**Problem to solve:** Look through the data below and work out how many lines contain the string "structured". Give the number alone.
## BEGIN
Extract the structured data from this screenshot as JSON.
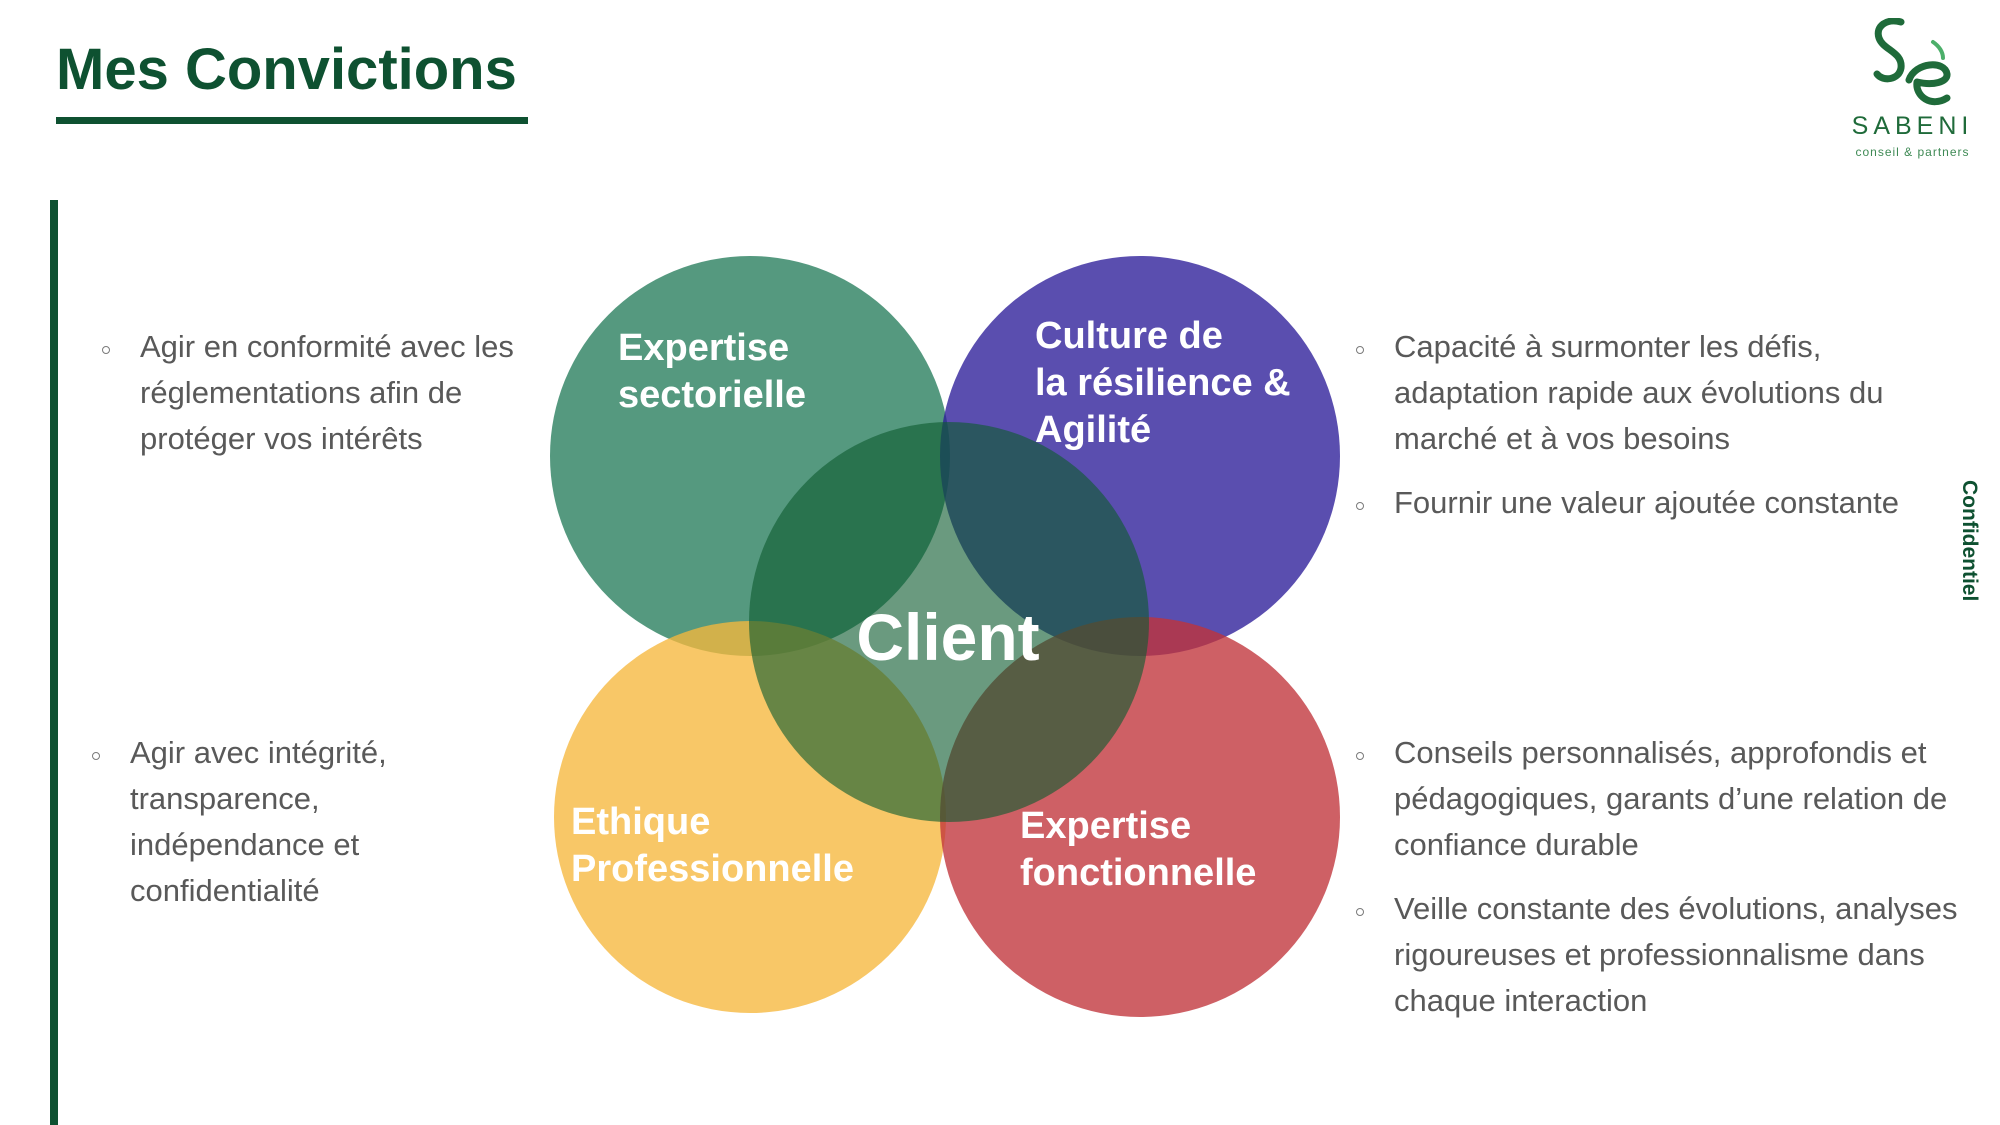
{
  "header": {
    "title": "Mes Convictions"
  },
  "logo": {
    "name": "SABENI",
    "tagline": "conseil & partners"
  },
  "sidebar": {
    "confidential_label": "Confidentiel"
  },
  "diagram": {
    "center_label": "Client",
    "circles": [
      {
        "label_lines": [
          "Expertise",
          "sectorielle"
        ],
        "color": "#2a7f5f"
      },
      {
        "label_lines": [
          "Culture de",
          "la résilience &",
          "Agilité"
        ],
        "color": "#2c1c99"
      },
      {
        "label_lines": [
          "Ethique",
          "Professionnelle"
        ],
        "color": "#f6b73c"
      },
      {
        "label_lines": [
          "Expertise",
          "fonctionnelle"
        ],
        "color": "#c0333a"
      }
    ],
    "center_color": "#0e5c31"
  },
  "bullets": {
    "top_left": [
      "Agir en conformité avec les réglementations afin de protéger vos intérêts"
    ],
    "bottom_left": [
      "Agir avec intégrité, transparence, indépendance et confidentialité"
    ],
    "top_right": [
      "Capacité à surmonter les défis, adaptation rapide aux évolutions du marché et à vos besoins",
      "Fournir une valeur ajoutée constante"
    ],
    "bottom_right": [
      "Conseils personnalisés, approfondis et pédagogiques, garants d’une relation de confiance durable",
      "Veille constante des évolutions, analyses rigoureuses et professionnalisme dans chaque interaction"
    ]
  }
}
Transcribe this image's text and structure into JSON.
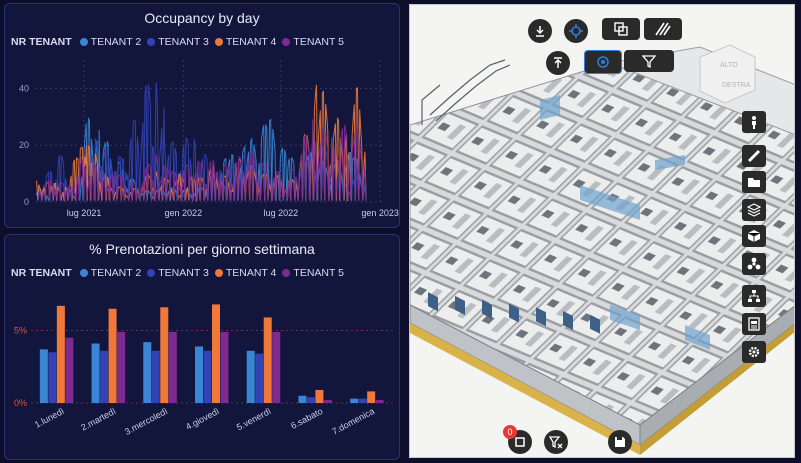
{
  "colors": {
    "tenant2": "#3a86d4",
    "tenant3": "#3343b3",
    "tenant4": "#f0793a",
    "tenant5": "#7d2a91",
    "panel_bg": "#12163c",
    "grid": "#3b4174",
    "accent": "#2f7de1"
  },
  "legend": {
    "title": "NR TENANT",
    "items": [
      "TENANT 2",
      "TENANT 3",
      "TENANT 4",
      "TENANT 5"
    ]
  },
  "chart_data": [
    {
      "type": "line",
      "title": "Occupancy by day",
      "xlabel": "",
      "ylabel": "",
      "x_ticks": [
        "lug 2021",
        "gen 2022",
        "lug 2022",
        "gen 2023"
      ],
      "y_ticks": [
        0,
        20,
        40
      ],
      "x_range": [
        "2021-04-01",
        "2023-01-10"
      ],
      "ylim": [
        0,
        50
      ],
      "grid": true,
      "legend_position": "top-left",
      "series": [
        {
          "name": "TENANT 2",
          "values": [
            [
              2,
              4
            ],
            [
              20,
              3
            ],
            [
              40,
              5
            ],
            [
              75,
              3
            ],
            [
              95,
              22
            ],
            [
              105,
              25
            ],
            [
              120,
              20
            ],
            [
              160,
              10
            ],
            [
              200,
              3
            ],
            [
              250,
              4
            ],
            [
              300,
              3
            ],
            [
              355,
              12
            ],
            [
              390,
              15
            ],
            [
              435,
              23
            ],
            [
              470,
              12
            ],
            [
              505,
              14
            ],
            [
              545,
              10
            ],
            [
              590,
              14
            ],
            [
              615,
              5
            ]
          ]
        },
        {
          "name": "TENANT 3",
          "values": [
            [
              5,
              5
            ],
            [
              25,
              8
            ],
            [
              45,
              14
            ],
            [
              70,
              5
            ],
            [
              95,
              16
            ],
            [
              110,
              18
            ],
            [
              160,
              12
            ],
            [
              225,
              40
            ],
            [
              240,
              28
            ],
            [
              250,
              16
            ],
            [
              295,
              18
            ],
            [
              335,
              8
            ],
            [
              390,
              13
            ],
            [
              470,
              5
            ],
            [
              505,
              12
            ],
            [
              545,
              16
            ],
            [
              580,
              6
            ],
            [
              615,
              8
            ]
          ]
        },
        {
          "name": "TENANT 4",
          "values": [
            [
              3,
              6
            ],
            [
              15,
              6
            ],
            [
              30,
              5
            ],
            [
              55,
              5
            ],
            [
              80,
              14
            ],
            [
              95,
              16
            ],
            [
              110,
              14
            ],
            [
              140,
              5
            ],
            [
              180,
              3
            ],
            [
              225,
              10
            ],
            [
              245,
              6
            ],
            [
              275,
              8
            ],
            [
              300,
              6
            ],
            [
              330,
              10
            ],
            [
              360,
              6
            ],
            [
              380,
              12
            ],
            [
              400,
              10
            ],
            [
              420,
              8
            ],
            [
              480,
              6
            ],
            [
              525,
              34
            ],
            [
              555,
              22
            ],
            [
              580,
              26
            ],
            [
              600,
              32
            ],
            [
              615,
              20
            ]
          ]
        },
        {
          "name": "TENANT 5",
          "values": [
            [
              5,
              3
            ],
            [
              35,
              7
            ],
            [
              60,
              4
            ],
            [
              90,
              12
            ],
            [
              115,
              10
            ],
            [
              150,
              8
            ],
            [
              190,
              5
            ],
            [
              225,
              15
            ],
            [
              250,
              8
            ],
            [
              280,
              10
            ],
            [
              320,
              12
            ],
            [
              350,
              10
            ],
            [
              400,
              14
            ],
            [
              470,
              6
            ],
            [
              515,
              24
            ],
            [
              550,
              18
            ],
            [
              580,
              22
            ],
            [
              600,
              20
            ],
            [
              615,
              14
            ]
          ]
        }
      ]
    },
    {
      "type": "bar",
      "title": "% Prenotazioni per giorno settimana",
      "xlabel": "",
      "ylabel": "",
      "categories": [
        "1.lunedì",
        "2.martedì",
        "3.mercoledì",
        "4.giovedì",
        "5.venerdì",
        "6.sabato",
        "7.domenica"
      ],
      "y_ticks": [
        "0%",
        "5%"
      ],
      "ylim": [
        0,
        8
      ],
      "grid": true,
      "legend_position": "top-left",
      "series": [
        {
          "name": "TENANT 2",
          "values": [
            3.7,
            4.1,
            4.2,
            3.9,
            3.6,
            0.5,
            0.3
          ]
        },
        {
          "name": "TENANT 3",
          "values": [
            3.5,
            3.6,
            3.6,
            3.6,
            3.4,
            0.4,
            0.3
          ]
        },
        {
          "name": "TENANT 4",
          "values": [
            6.7,
            6.5,
            6.6,
            6.8,
            5.9,
            0.9,
            0.8
          ]
        },
        {
          "name": "TENANT 5",
          "values": [
            4.5,
            4.9,
            4.9,
            4.9,
            4.9,
            0.2,
            0.2
          ]
        }
      ]
    }
  ],
  "viewer": {
    "badge_count": "0",
    "compass_labels": [
      "ALTO",
      "DESTRA"
    ],
    "top_tools": [
      "download-icon",
      "target-icon",
      "copy-icon",
      "hatch-icon",
      "upload-icon",
      "focus-icon",
      "filter-icon"
    ],
    "side_tools": [
      "person-icon",
      "ruler-icon",
      "folder-icon",
      "layers-icon",
      "cube-icon",
      "cluster-icon",
      "hierarchy-icon",
      "document-icon",
      "gear-icon"
    ],
    "bottom_tools": [
      "square-icon",
      "filter-clear-icon",
      "save-icon"
    ]
  }
}
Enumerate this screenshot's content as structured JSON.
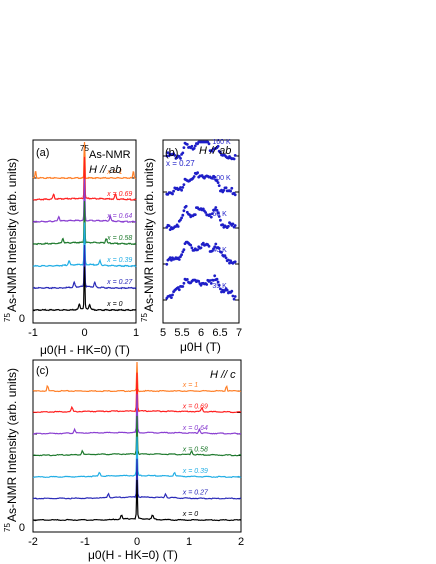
{
  "panels": {
    "a": {
      "tag": "(a)",
      "nucleus_sup": "75",
      "title": "As-NMR",
      "field": "H // ab",
      "xlabel": "μ0(H - HK=0) (T)",
      "xticks": [
        "-1",
        "0",
        "1"
      ],
      "ylabel_sup": "75",
      "ylabel": "As-NMR Intensity (arb. units)",
      "zero": "0"
    },
    "b": {
      "tag": "(b)",
      "field": "H // ab",
      "composition": "x = 0.27",
      "xlabel": "μ0H (T)",
      "xticks": [
        "5",
        "5.5",
        "6",
        "6.5",
        "7"
      ],
      "ylabel_sup": "75",
      "ylabel": "As-NMR Intensity (arb. units)"
    },
    "c": {
      "tag": "(c)",
      "field": "H // c",
      "xlabel": "μ0(H - HK=0) (T)",
      "xticks": [
        "-2",
        "-1",
        "0",
        "1",
        "2"
      ],
      "ylabel_sup": "75",
      "ylabel": "As-NMR Intensity (arb. units)",
      "zero": "0"
    }
  },
  "chart_data": [
    {
      "panel": "a",
      "type": "line",
      "xlim": [
        -1,
        1
      ],
      "series": [
        {
          "name": "x = 1",
          "color": "#ff7f27",
          "offset": 6,
          "sat": 0.95
        },
        {
          "name": "x = 0.69",
          "color": "#ff2020",
          "offset": 5,
          "sat": 0.6
        },
        {
          "name": "x = 0.64",
          "color": "#8a3fd1",
          "offset": 4,
          "sat": 0.5
        },
        {
          "name": "x = 0.58",
          "color": "#1f7a2e",
          "offset": 3,
          "sat": 0.42
        },
        {
          "name": "x = 0.39",
          "color": "#22aee5",
          "offset": 2,
          "sat": 0.3
        },
        {
          "name": "x = 0.27",
          "color": "#2a2ab8",
          "offset": 1,
          "sat": 0.2
        },
        {
          "name": "x = 0",
          "color": "#000000",
          "offset": 0,
          "sat": 0.1
        }
      ]
    },
    {
      "panel": "b",
      "type": "scatter",
      "xlim": [
        5,
        7
      ],
      "series": [
        {
          "name": "160 K",
          "color": "#1e1ec8",
          "offset": 4
        },
        {
          "name": "100 K",
          "color": "#1e1ec8",
          "offset": 3
        },
        {
          "name": "60 K",
          "color": "#1e1ec8",
          "offset": 2
        },
        {
          "name": "40 K",
          "color": "#1e1ec8",
          "offset": 1
        },
        {
          "name": "35 K",
          "color": "#1e1ec8",
          "offset": 0
        }
      ]
    },
    {
      "panel": "c",
      "type": "line",
      "xlim": [
        -2,
        2
      ],
      "series": [
        {
          "name": "x = 1",
          "color": "#ff7f27",
          "offset": 6,
          "sat": 1.72
        },
        {
          "name": "x = 0.69",
          "color": "#ff2020",
          "offset": 5,
          "sat": 1.25
        },
        {
          "name": "x = 0.64",
          "color": "#8a3fd1",
          "offset": 4,
          "sat": 1.2
        },
        {
          "name": "x = 0.58",
          "color": "#1f7a2e",
          "offset": 3,
          "sat": 1.05
        },
        {
          "name": "x = 0.39",
          "color": "#22aee5",
          "offset": 2,
          "sat": 0.72
        },
        {
          "name": "x = 0.27",
          "color": "#2a2ab8",
          "offset": 1,
          "sat": 0.55
        },
        {
          "name": "x = 0",
          "color": "#000000",
          "offset": 0,
          "sat": 0.3
        }
      ]
    }
  ]
}
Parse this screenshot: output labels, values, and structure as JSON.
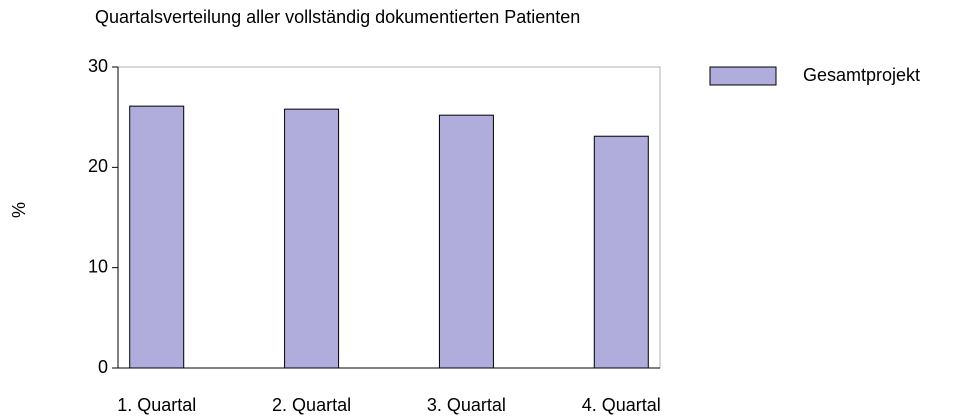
{
  "chart_data": {
    "type": "bar",
    "title": "Quartalsverteilung aller vollständig dokumentierten Patienten",
    "y_label": "%",
    "categories": [
      "1. Quartal",
      "2. Quartal",
      "3. Quartal",
      "4. Quartal"
    ],
    "series": [
      {
        "name": "Gesamtprojekt",
        "color": "#b0acdc",
        "values": [
          26.1,
          25.8,
          25.2,
          23.1
        ]
      }
    ],
    "ylim": [
      0,
      30
    ],
    "yticks": [
      0,
      10,
      20,
      30
    ],
    "grid": false,
    "legend": "right"
  }
}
## END
**Complete output:** 2